Exercise materials:
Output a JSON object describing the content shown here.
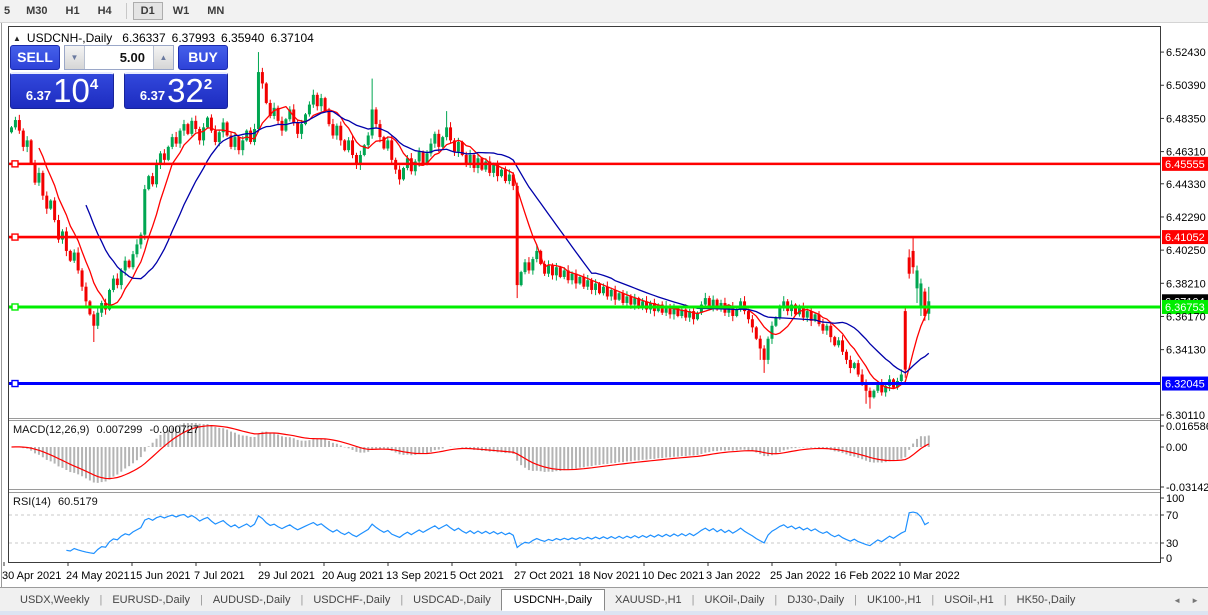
{
  "toolbar": {
    "timeframes": [
      "5",
      "M30",
      "H1",
      "H4",
      "D1",
      "W1",
      "MN"
    ],
    "active_timeframe": "D1"
  },
  "chart": {
    "collapse_icon": "▲",
    "symbol_title": "USDCNH-,Daily",
    "ohlc": {
      "open": "6.36337",
      "high": "6.37993",
      "low": "6.35940",
      "close": "6.37104"
    }
  },
  "trade_panel": {
    "sell_label": "SELL",
    "buy_label": "BUY",
    "volume": "5.00",
    "spin_down_icon": "▼",
    "spin_up_icon": "▲",
    "sell_price_prefix": "6.37",
    "sell_price_big": "10",
    "sell_price_sup": "4",
    "buy_price_prefix": "6.37",
    "buy_price_big": "32",
    "buy_price_sup": "2"
  },
  "indicators": {
    "macd": {
      "label": "MACD(12,26,9)",
      "value": "0.007299",
      "signal_value": "-0.000727",
      "axis_ticks": [
        "0.016586",
        "0.00",
        "-0.03142"
      ],
      "histogram_color": "#b4b4b4",
      "signal_color": "#ff0000"
    },
    "rsi": {
      "label": "RSI(14)",
      "value": "60.5179",
      "axis_ticks": [
        "100",
        "70",
        "30",
        "0"
      ],
      "levels": [
        70,
        30
      ],
      "line_color": "#1e90ff"
    }
  },
  "axes": {
    "y_ticks": [
      "6.52430",
      "6.50390",
      "6.48350",
      "6.46310",
      "6.44330",
      "6.42290",
      "6.40250",
      "6.38210",
      "6.36170",
      "6.34130",
      "6.30110"
    ],
    "dates": [
      "30 Apr 2021",
      "24 May 2021",
      "15 Jun 2021",
      "7 Jul 2021",
      "29 Jul 2021",
      "20 Aug 2021",
      "13 Sep 2021",
      "5 Oct 2021",
      "27 Oct 2021",
      "18 Nov 2021",
      "10 Dec 2021",
      "3 Jan 2022",
      "25 Jan 2022",
      "16 Feb 2022",
      "10 Mar 2022"
    ]
  },
  "hlines": [
    {
      "label": "6.45555",
      "price": 6.45555,
      "color": "#ff0000",
      "type": "hline"
    },
    {
      "label": "6.41052",
      "price": 6.41052,
      "color": "#ff0000",
      "type": "hline"
    },
    {
      "label": "6.37104",
      "price": 6.37104,
      "color": "#000000",
      "type": "price_marker"
    },
    {
      "label": "6.36753",
      "price": 6.36753,
      "color": "#00ee00",
      "type": "hline"
    },
    {
      "label": "6.32045",
      "price": 6.32045,
      "color": "#0000ff",
      "type": "hline"
    }
  ],
  "tabs": {
    "separator": "|",
    "items": [
      "USDX,Weekly",
      "EURUSD-,Daily",
      "AUDUSD-,Daily",
      "USDCHF-,Daily",
      "USDCAD-,Daily",
      "USDCNH-,Daily",
      "XAUUSD-,H1",
      "UKOil-,Daily",
      "DJ30-,Daily",
      "UK100-,H1",
      "USOil-,H1",
      "HK50-,Daily"
    ],
    "active": "USDCNH-,Daily",
    "nav_prev": "◄",
    "nav_next": "►"
  },
  "chart_data": {
    "type": "candlestick",
    "symbol": "USDCNH-",
    "timeframe": "Daily",
    "up_color": "#00a651",
    "down_color": "#f20000",
    "ma_fast_color": "#ff0000",
    "ma_slow_color": "#0000aa",
    "ma_fast_period": 8,
    "ma_slow_period": 20,
    "closes": [
      6.478,
      6.4825,
      6.476,
      6.466,
      6.47,
      6.456,
      6.444,
      6.45,
      6.436,
      6.428,
      6.433,
      6.421,
      6.409,
      6.414,
      6.402,
      6.396,
      6.401,
      6.39,
      6.38,
      6.371,
      6.363,
      6.356,
      6.364,
      6.37,
      6.366,
      6.378,
      6.385,
      6.381,
      6.39,
      6.396,
      6.392,
      6.4,
      6.406,
      6.412,
      6.44,
      6.448,
      6.443,
      6.455,
      6.462,
      6.458,
      6.466,
      6.472,
      6.468,
      6.476,
      6.48,
      6.474,
      6.482,
      6.477,
      6.47,
      6.478,
      6.484,
      6.476,
      6.469,
      6.475,
      6.481,
      6.473,
      6.466,
      6.472,
      6.464,
      6.47,
      6.476,
      6.469,
      6.477,
      6.512,
      6.505,
      6.493,
      6.485,
      6.49,
      6.482,
      6.476,
      6.483,
      6.489,
      6.481,
      6.474,
      6.48,
      6.486,
      6.492,
      6.498,
      6.491,
      6.496,
      6.488,
      6.48,
      6.473,
      6.479,
      6.47,
      6.464,
      6.47,
      6.461,
      6.455,
      6.461,
      6.467,
      6.473,
      6.489,
      6.48,
      6.472,
      6.465,
      6.47,
      6.458,
      6.452,
      6.446,
      6.453,
      6.459,
      6.451,
      6.457,
      6.463,
      6.456,
      6.462,
      6.468,
      6.474,
      6.466,
      6.472,
      6.478,
      6.47,
      6.463,
      6.469,
      6.461,
      6.455,
      6.461,
      6.453,
      6.459,
      6.452,
      6.457,
      6.45,
      6.455,
      6.448,
      6.452,
      6.445,
      6.449,
      6.442,
      6.381,
      6.389,
      6.395,
      6.39,
      6.397,
      6.402,
      6.394,
      6.388,
      6.393,
      6.387,
      6.392,
      6.386,
      6.39,
      6.384,
      6.388,
      6.382,
      6.386,
      6.38,
      6.384,
      6.378,
      6.382,
      6.376,
      6.38,
      6.374,
      6.378,
      6.372,
      6.376,
      6.37,
      6.374,
      6.369,
      6.373,
      6.367,
      6.371,
      6.366,
      6.37,
      6.365,
      6.369,
      6.364,
      6.368,
      6.363,
      6.367,
      6.362,
      6.366,
      6.361,
      6.365,
      6.36,
      6.364,
      6.369,
      6.373,
      6.368,
      6.372,
      6.366,
      6.37,
      6.364,
      6.368,
      6.362,
      6.366,
      6.371,
      6.365,
      6.36,
      6.355,
      6.348,
      6.342,
      6.335,
      6.348,
      6.356,
      6.361,
      6.367,
      6.371,
      6.365,
      6.369,
      6.363,
      6.367,
      6.361,
      6.365,
      6.359,
      6.363,
      6.357,
      6.353,
      6.356,
      6.349,
      6.344,
      6.347,
      6.34,
      6.335,
      6.33,
      6.333,
      6.326,
      6.321,
      6.316,
      6.312,
      6.316,
      6.32,
      6.315,
      6.319,
      6.323,
      6.318,
      6.322,
      6.326,
      6.329,
      6.388,
      6.392,
      6.39,
      6.382,
      6.362,
      6.37104
    ],
    "ohlc_overrides": {
      "21": [
        6.363,
        6.365,
        6.346,
        6.356
      ],
      "63": [
        6.477,
        6.5243,
        6.475,
        6.512
      ],
      "92": [
        6.473,
        6.508,
        6.471,
        6.489
      ],
      "111": [
        6.472,
        6.488,
        6.47,
        6.478
      ],
      "129": [
        6.442,
        6.444,
        6.373,
        6.381
      ],
      "134": [
        6.397,
        6.406,
        6.395,
        6.402
      ],
      "191": [
        6.348,
        6.35,
        6.335,
        6.342
      ],
      "192": [
        6.342,
        6.344,
        6.327,
        6.335
      ],
      "218": [
        6.321,
        6.323,
        6.308,
        6.316
      ],
      "219": [
        6.316,
        6.318,
        6.305,
        6.312
      ],
      "228": [
        6.365,
        6.367,
        6.324,
        6.329
      ],
      "229": [
        6.398,
        6.403,
        6.385,
        6.388
      ],
      "230": [
        6.402,
        6.4105,
        6.388,
        6.392
      ],
      "231": [
        6.379,
        6.393,
        6.37,
        6.39
      ],
      "232": [
        6.368,
        6.385,
        6.362,
        6.382
      ],
      "233": [
        6.377,
        6.379,
        6.359,
        6.362
      ],
      "234": [
        6.36337,
        6.37993,
        6.3594,
        6.37104
      ]
    }
  }
}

Directive: From the data above, show each line that contains "Daily".

Problem solution:
    "symbol_title": "USDCNH-,Daily",
      "EURUSD-,Daily",
      "AUDUSD-,Daily",
      "USDCHF-,Daily",
      "USDCAD-,Daily",
      "USDCNH-,Daily",
      "UKOil-,Daily",
      "DJ30-,Daily",
      "HK50-,Daily"
    "active": "USDCNH-,Daily",
    "timeframe": "Daily",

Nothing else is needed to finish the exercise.